:: Dataset excerpts ::
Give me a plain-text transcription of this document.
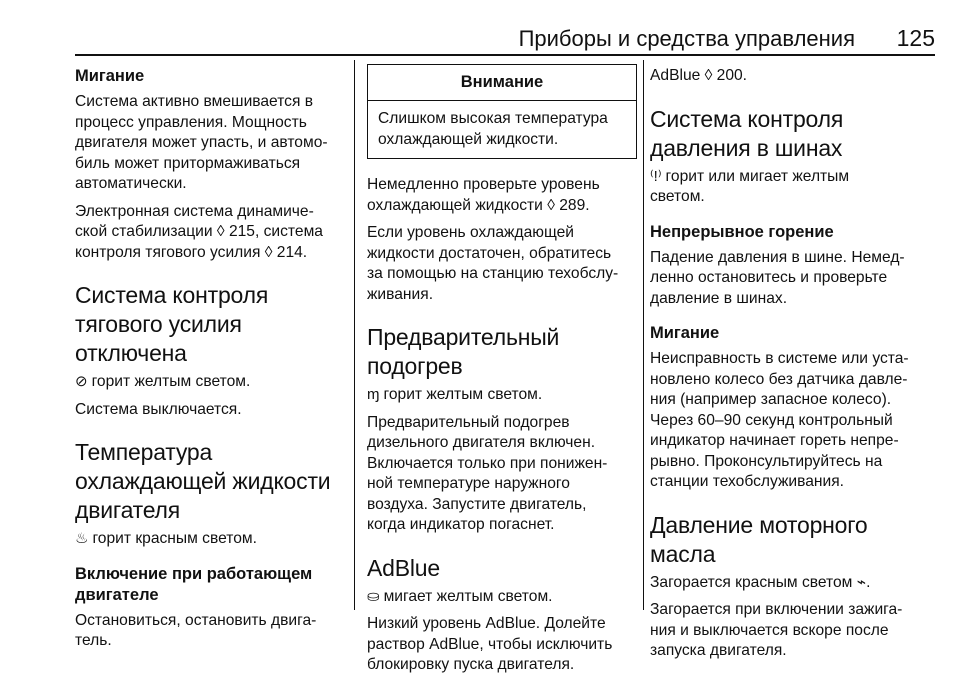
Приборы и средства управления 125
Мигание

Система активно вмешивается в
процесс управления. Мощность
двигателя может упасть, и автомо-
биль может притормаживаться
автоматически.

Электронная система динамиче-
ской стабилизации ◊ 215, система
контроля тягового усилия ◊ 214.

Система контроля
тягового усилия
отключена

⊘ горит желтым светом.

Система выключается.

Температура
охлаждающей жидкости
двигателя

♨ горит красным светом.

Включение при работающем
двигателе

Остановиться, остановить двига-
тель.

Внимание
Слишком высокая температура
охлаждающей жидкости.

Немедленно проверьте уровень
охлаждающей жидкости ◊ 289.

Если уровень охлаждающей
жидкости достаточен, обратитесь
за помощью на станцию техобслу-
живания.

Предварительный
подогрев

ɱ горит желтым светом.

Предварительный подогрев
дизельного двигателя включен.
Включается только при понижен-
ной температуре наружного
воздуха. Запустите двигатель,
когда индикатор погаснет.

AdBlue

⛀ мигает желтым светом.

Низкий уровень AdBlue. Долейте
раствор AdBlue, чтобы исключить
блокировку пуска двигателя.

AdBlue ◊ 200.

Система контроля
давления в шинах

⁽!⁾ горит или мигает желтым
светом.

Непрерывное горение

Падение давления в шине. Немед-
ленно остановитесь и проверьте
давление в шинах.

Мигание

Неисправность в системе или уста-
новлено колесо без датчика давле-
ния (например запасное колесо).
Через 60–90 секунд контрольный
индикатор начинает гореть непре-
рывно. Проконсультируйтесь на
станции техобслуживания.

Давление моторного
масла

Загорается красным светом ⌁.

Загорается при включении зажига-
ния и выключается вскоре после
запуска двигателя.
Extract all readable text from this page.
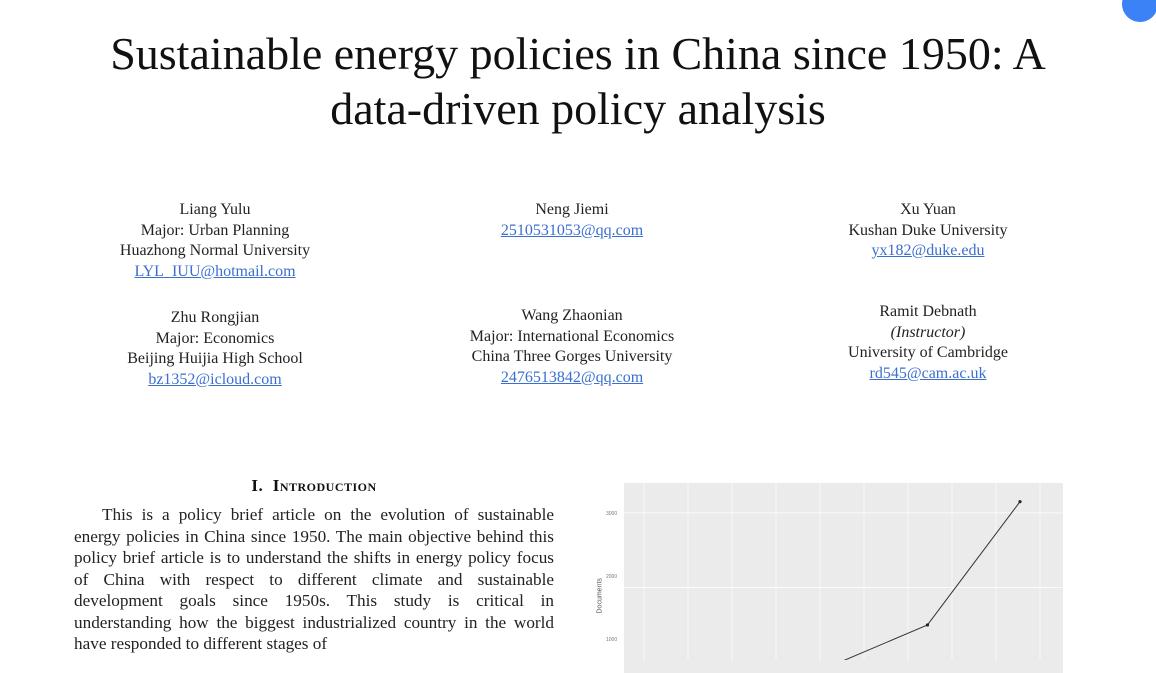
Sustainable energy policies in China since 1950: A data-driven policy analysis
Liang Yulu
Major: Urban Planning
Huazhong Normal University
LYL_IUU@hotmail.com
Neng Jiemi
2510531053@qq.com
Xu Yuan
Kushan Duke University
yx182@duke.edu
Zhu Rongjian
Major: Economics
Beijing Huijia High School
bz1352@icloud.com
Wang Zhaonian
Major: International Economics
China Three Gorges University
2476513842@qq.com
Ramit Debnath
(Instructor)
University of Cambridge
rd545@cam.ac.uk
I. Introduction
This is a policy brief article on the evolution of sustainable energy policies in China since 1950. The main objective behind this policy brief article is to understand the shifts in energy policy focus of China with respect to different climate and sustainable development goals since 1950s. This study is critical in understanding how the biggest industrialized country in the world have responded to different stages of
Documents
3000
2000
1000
:::
:: Dataset excerpts ::
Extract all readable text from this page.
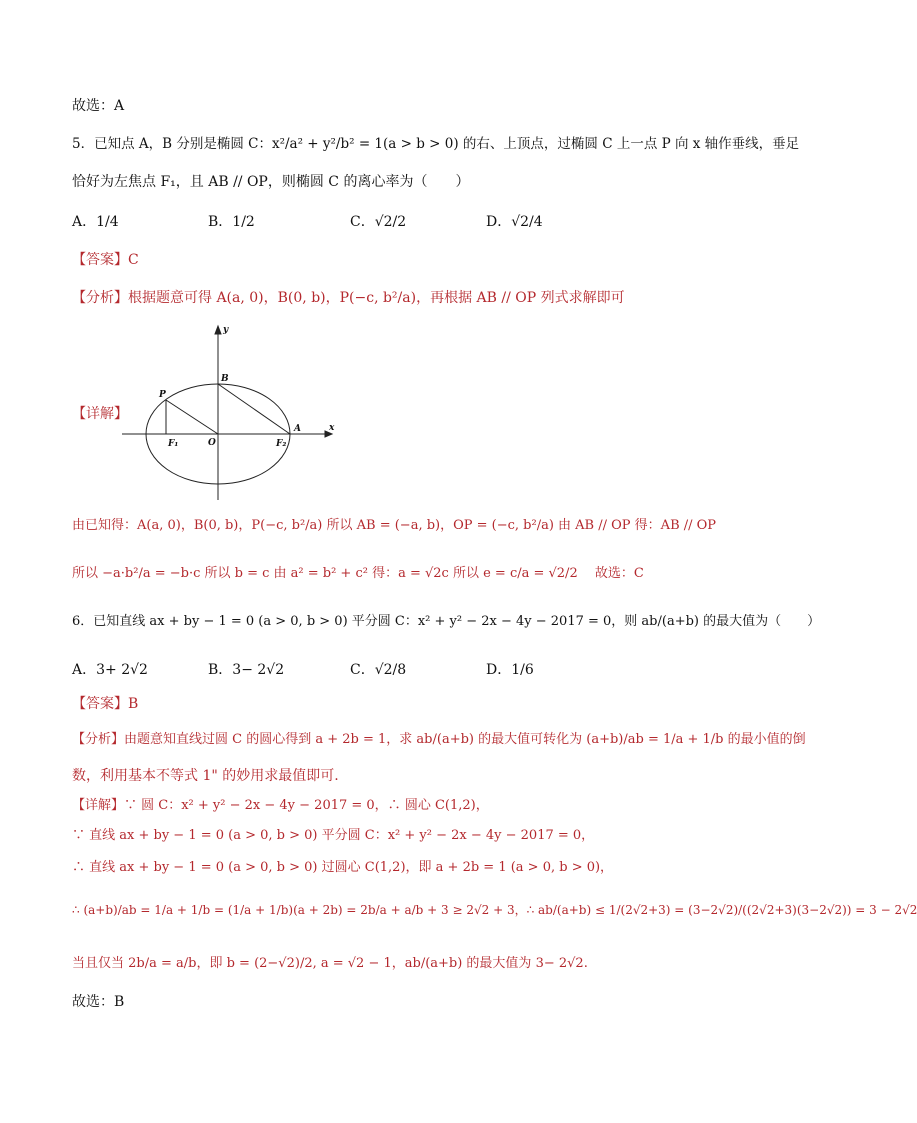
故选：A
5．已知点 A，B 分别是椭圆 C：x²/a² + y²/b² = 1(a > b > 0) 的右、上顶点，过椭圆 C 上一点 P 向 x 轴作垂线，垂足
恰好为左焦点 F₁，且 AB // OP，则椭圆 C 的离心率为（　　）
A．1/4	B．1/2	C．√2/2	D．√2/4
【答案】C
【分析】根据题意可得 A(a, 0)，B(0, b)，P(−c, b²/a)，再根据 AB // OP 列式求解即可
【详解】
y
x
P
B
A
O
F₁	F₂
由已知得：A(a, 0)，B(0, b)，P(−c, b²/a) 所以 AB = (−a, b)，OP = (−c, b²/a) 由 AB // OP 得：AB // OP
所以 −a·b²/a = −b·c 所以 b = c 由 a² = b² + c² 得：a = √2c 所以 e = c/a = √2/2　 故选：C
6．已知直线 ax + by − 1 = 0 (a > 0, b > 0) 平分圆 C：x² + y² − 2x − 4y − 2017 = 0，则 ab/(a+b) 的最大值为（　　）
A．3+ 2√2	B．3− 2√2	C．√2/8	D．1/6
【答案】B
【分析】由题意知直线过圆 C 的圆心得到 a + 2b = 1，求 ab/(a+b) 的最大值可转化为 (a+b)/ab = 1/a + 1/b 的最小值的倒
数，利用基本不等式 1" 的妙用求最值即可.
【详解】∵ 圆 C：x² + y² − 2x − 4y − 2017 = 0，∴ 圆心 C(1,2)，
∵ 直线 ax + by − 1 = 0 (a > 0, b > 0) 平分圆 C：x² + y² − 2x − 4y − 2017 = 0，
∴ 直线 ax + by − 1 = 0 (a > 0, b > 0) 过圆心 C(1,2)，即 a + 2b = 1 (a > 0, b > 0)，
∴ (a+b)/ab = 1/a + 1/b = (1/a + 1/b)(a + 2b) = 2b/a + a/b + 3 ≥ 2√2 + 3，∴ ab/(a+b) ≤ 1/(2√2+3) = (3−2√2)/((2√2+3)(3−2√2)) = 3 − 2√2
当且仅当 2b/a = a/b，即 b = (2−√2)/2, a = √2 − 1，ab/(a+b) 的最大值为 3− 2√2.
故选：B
:::
** Brief **
How many lines of the listing above include the word "since"? State the number and nothing else.

** Expected answer **
2